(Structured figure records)
>>>
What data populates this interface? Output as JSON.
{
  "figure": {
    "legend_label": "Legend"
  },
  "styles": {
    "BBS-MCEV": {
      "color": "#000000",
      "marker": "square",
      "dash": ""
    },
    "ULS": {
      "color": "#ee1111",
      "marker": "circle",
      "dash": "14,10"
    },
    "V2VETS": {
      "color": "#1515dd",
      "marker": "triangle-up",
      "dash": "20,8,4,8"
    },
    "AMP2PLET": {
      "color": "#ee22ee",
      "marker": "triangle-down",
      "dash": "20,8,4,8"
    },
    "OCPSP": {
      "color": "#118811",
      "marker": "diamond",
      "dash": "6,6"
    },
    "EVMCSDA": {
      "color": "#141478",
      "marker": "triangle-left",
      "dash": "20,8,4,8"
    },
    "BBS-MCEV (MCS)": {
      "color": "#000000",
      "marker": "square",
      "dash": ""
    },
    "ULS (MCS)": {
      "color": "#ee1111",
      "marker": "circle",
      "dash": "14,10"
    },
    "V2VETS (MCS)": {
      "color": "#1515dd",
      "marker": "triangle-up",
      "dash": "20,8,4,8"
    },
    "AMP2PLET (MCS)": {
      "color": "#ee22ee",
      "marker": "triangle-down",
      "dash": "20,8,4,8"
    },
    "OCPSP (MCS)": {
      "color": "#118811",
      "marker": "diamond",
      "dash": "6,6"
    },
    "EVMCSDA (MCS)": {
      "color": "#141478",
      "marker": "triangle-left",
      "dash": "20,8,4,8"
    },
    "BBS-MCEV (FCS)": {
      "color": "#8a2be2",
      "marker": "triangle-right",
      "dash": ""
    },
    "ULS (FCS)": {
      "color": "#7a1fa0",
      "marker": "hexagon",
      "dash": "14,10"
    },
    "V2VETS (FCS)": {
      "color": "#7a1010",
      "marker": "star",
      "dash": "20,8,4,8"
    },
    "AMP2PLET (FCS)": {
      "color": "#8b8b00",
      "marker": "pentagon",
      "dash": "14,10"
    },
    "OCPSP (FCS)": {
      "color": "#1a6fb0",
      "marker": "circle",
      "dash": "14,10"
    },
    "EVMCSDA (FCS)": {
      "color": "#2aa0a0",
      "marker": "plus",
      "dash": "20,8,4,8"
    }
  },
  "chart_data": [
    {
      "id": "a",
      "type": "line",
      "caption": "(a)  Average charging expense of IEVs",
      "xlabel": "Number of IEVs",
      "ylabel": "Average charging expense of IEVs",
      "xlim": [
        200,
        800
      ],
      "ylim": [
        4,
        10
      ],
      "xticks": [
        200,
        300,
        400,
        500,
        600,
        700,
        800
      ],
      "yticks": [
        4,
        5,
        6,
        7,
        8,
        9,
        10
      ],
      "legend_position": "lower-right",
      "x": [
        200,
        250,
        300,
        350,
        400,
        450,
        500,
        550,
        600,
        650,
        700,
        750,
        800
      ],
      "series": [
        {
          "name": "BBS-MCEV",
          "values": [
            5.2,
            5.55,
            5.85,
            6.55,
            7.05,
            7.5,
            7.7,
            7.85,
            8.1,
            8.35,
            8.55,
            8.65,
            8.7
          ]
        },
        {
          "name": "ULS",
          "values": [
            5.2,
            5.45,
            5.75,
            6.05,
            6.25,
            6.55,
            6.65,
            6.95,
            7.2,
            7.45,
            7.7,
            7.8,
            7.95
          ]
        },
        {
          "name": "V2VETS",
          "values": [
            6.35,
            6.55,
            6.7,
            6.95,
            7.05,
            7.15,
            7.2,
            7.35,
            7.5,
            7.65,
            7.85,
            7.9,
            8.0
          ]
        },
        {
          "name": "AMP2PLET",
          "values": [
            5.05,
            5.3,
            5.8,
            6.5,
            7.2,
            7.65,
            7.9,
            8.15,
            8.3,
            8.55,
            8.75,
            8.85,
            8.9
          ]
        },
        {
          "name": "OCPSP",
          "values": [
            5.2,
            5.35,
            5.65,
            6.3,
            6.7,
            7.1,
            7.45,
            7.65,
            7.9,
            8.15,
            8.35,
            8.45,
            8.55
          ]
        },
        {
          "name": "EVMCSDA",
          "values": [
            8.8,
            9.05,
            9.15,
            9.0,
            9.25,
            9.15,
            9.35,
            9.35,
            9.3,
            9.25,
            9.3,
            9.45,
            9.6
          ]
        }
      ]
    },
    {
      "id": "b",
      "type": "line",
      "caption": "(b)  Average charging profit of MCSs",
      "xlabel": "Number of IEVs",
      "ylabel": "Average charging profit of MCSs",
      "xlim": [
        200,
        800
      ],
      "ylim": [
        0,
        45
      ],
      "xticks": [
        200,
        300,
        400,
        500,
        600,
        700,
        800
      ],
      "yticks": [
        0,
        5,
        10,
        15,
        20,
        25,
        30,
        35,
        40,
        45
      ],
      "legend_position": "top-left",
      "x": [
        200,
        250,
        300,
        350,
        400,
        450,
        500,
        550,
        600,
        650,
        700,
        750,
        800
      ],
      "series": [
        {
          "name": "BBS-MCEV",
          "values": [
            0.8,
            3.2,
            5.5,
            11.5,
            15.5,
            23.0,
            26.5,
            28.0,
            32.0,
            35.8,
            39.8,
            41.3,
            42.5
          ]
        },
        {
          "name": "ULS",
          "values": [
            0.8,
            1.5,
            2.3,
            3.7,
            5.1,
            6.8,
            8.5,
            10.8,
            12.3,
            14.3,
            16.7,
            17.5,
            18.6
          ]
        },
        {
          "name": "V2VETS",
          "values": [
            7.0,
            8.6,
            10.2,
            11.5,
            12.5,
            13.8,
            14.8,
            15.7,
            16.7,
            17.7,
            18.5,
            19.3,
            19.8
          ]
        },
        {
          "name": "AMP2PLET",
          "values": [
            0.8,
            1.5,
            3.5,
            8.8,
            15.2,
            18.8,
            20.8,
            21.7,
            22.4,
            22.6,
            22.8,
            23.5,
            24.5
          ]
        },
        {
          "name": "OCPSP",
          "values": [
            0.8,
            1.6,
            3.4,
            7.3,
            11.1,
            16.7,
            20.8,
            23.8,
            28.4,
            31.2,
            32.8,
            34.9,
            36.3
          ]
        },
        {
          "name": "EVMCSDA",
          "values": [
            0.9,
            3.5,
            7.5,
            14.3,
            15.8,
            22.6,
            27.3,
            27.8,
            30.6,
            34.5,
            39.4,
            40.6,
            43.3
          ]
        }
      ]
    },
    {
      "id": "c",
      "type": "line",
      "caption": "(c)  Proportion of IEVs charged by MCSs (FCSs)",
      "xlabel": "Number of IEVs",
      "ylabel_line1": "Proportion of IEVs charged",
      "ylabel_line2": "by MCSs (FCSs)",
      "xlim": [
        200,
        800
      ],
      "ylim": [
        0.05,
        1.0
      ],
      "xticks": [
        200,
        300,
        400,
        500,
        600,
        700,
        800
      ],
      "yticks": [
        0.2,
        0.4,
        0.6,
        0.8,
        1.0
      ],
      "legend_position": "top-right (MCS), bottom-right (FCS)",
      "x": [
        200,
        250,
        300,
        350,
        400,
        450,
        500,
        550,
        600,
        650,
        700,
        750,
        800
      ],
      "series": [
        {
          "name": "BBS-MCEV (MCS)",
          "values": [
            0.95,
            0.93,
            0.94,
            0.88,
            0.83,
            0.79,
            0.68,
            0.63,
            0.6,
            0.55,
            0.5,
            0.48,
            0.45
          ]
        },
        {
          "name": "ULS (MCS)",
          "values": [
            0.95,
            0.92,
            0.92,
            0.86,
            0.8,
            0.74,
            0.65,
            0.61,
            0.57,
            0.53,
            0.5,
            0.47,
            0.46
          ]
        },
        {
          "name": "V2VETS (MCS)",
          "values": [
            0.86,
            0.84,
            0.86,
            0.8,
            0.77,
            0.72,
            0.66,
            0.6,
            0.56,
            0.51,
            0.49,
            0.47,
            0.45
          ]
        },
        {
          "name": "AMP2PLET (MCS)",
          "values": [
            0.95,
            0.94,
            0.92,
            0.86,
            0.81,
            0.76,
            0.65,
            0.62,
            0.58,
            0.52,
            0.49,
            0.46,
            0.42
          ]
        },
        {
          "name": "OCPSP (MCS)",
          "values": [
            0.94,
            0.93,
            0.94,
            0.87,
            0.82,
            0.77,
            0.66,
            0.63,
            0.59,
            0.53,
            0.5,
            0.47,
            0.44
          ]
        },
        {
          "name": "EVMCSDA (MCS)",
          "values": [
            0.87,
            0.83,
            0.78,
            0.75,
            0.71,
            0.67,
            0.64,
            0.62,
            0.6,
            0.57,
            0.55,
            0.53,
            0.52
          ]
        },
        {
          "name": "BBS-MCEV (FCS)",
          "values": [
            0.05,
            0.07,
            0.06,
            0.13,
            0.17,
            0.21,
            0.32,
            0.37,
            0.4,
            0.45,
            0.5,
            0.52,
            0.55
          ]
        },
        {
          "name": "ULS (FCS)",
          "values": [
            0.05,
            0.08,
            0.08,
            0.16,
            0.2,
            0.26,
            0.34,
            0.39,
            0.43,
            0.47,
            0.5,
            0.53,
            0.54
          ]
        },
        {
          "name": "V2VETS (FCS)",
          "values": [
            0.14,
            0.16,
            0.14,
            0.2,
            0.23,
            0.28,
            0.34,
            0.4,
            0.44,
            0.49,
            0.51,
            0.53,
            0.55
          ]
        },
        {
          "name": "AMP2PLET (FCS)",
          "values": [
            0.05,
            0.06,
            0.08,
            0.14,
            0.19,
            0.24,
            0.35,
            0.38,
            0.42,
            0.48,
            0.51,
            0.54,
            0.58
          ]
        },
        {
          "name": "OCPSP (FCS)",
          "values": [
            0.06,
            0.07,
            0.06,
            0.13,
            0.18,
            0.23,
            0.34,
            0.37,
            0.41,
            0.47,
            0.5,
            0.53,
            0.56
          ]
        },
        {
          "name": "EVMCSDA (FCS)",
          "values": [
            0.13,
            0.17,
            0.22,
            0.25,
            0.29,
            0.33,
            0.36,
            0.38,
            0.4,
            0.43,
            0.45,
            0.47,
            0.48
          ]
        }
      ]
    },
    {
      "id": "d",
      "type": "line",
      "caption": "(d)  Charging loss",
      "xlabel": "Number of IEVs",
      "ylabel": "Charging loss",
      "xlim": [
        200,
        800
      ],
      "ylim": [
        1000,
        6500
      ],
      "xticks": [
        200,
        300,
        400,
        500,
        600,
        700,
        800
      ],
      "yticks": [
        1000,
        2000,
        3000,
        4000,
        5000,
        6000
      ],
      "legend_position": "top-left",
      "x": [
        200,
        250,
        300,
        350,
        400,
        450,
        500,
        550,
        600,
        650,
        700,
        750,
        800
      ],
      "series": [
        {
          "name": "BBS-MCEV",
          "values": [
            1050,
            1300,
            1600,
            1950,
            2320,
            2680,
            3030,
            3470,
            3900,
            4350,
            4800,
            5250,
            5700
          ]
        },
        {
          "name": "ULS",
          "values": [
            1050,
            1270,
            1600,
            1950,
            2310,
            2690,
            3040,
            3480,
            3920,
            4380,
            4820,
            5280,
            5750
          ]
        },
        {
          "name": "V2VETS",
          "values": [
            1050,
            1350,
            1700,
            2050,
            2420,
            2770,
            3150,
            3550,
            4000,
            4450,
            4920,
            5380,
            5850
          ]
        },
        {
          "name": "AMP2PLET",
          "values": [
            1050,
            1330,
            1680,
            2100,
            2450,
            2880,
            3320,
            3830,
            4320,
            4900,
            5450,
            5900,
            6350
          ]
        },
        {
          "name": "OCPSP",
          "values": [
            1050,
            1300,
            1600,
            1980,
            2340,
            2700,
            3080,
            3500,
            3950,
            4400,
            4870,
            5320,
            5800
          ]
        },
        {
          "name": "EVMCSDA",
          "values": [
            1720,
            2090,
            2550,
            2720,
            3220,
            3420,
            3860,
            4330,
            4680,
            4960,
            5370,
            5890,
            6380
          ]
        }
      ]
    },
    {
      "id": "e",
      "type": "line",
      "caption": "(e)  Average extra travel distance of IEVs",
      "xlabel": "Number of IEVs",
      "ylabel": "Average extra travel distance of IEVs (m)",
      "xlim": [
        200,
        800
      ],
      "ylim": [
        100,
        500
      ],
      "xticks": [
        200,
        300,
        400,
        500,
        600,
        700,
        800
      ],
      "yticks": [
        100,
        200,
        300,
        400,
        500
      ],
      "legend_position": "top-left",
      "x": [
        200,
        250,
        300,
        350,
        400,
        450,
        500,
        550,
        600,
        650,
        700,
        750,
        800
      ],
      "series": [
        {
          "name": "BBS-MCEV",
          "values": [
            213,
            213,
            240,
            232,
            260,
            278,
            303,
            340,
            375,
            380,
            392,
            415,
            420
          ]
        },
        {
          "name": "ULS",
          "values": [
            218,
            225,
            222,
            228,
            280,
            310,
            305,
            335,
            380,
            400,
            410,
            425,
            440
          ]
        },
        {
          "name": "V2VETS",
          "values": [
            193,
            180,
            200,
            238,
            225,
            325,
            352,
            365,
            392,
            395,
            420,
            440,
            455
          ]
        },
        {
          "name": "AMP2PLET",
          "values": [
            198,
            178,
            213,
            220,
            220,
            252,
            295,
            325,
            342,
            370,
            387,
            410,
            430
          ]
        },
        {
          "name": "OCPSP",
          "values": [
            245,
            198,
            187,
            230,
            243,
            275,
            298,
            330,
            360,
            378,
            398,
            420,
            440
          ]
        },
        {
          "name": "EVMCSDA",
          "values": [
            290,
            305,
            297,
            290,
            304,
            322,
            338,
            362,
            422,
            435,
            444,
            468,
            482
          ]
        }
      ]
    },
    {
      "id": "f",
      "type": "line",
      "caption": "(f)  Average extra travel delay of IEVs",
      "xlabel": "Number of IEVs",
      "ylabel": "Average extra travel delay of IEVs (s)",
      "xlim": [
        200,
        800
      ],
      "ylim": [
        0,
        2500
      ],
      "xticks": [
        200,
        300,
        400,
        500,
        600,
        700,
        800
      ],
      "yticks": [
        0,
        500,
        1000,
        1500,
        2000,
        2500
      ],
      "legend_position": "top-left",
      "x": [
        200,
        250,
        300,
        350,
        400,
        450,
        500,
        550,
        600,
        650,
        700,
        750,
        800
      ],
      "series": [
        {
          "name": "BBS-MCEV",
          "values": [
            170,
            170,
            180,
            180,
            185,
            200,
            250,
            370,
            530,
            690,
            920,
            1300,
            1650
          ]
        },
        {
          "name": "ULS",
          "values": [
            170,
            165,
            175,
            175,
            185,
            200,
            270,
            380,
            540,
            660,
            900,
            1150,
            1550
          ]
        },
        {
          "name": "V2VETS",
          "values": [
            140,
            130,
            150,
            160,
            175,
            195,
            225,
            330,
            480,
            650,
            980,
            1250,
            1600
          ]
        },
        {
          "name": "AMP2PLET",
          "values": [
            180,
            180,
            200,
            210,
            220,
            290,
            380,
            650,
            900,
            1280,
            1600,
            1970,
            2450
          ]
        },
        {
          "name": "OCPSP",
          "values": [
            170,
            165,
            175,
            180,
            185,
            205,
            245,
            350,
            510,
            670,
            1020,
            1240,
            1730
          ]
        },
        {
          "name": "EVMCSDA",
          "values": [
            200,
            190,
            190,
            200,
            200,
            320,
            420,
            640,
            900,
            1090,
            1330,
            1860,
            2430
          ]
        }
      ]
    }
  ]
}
<<<
Lines containing the string "distance" should be counted; reply with their number and nothing more.

2